→ **GOAL**
Select lines where the word "отношении" appears.

Collected data:
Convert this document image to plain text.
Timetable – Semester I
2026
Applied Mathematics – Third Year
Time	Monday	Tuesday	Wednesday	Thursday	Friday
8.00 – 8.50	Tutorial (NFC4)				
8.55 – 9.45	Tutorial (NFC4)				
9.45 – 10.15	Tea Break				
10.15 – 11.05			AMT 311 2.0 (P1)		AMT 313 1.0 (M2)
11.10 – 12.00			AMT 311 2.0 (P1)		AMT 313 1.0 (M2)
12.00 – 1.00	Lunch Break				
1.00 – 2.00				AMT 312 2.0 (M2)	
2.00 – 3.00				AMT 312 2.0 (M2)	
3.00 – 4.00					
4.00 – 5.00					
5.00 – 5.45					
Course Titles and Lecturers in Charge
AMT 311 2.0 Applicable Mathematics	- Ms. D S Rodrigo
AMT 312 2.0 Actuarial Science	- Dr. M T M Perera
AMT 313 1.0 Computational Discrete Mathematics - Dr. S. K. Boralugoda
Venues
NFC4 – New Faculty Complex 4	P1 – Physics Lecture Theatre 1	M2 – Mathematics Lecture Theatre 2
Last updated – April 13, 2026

--

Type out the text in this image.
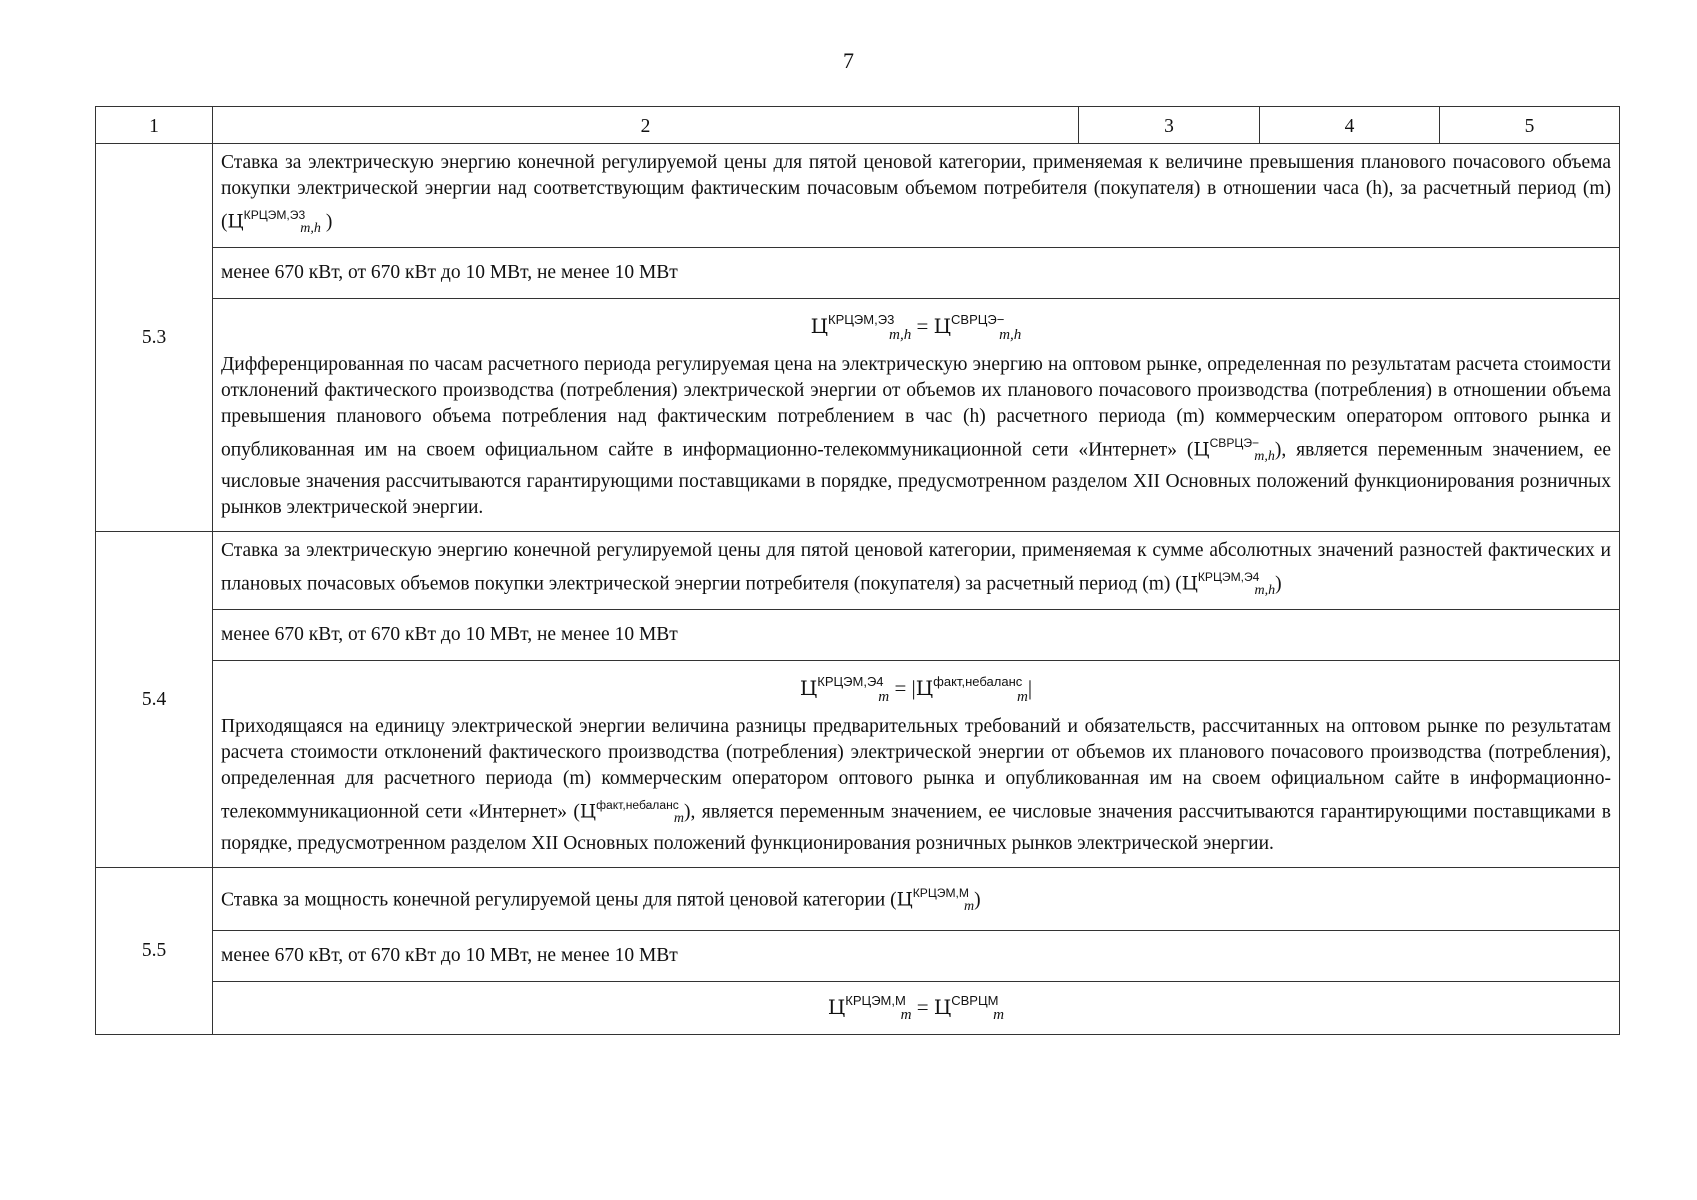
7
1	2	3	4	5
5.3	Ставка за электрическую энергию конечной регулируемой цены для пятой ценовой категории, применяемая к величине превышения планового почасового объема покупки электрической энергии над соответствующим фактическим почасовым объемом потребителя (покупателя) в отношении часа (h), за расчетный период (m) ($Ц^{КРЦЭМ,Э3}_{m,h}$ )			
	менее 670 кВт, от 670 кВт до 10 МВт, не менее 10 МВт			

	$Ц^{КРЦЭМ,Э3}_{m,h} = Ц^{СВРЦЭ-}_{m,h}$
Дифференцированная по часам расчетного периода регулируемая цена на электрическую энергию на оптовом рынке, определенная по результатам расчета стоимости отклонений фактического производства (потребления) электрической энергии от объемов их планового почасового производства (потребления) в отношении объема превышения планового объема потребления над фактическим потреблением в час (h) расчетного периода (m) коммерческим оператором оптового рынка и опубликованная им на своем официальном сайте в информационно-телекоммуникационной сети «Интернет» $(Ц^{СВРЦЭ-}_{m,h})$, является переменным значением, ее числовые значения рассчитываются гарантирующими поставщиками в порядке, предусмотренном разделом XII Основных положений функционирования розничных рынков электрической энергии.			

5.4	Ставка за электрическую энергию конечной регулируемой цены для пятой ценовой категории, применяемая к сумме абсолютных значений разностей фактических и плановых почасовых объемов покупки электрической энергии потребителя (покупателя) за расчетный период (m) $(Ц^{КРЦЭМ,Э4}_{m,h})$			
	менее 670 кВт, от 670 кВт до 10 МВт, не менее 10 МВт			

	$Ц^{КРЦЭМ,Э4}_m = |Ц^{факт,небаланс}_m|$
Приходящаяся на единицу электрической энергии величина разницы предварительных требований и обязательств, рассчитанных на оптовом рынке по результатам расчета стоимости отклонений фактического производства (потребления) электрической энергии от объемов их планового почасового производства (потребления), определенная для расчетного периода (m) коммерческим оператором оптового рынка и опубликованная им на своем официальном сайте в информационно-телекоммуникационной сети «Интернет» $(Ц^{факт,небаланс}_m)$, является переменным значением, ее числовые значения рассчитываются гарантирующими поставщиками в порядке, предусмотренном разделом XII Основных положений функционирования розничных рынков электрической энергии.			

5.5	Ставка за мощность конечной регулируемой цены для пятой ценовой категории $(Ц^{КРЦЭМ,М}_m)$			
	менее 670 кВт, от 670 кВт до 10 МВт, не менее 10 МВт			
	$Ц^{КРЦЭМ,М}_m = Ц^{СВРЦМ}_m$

→ **THE ANSWER**
5.3	Ставка за электрическую энергию конечной регулируемой цены для пятой ценовой категории, применяемая к величине превышения планового почасового объема покупки электрической энергии над соответствующим фактическим почасовым объемом потребителя (покупателя) в отношении часа (h), за расчетный период (m) ($Ц^{КРЦЭМ,Э3}_{m,h}$ )			
Дифференцированная по часам расчетного периода регулируемая цена на электрическую энергию на оптовом рынке, определенная по результатам расчета стоимости отклонений фактического производства (потребления) электрической энергии от объемов их планового почасового производства (потребления) в отношении объема превышения планового объема потребления над фактическим потреблением в час (h) расчетного периода (m) коммерческим оператором оптового рынка и опубликованная им на своем официальном сайте в информационно-телекоммуникационной сети «Интернет» $(Ц^{СВРЦЭ-}_{m,h})$, является переменным значением, ее числовые значения рассчитываются гарантирующими поставщиками в порядке, предусмотренном разделом XII Основных положений функционирования розничных рынков электрической энергии.			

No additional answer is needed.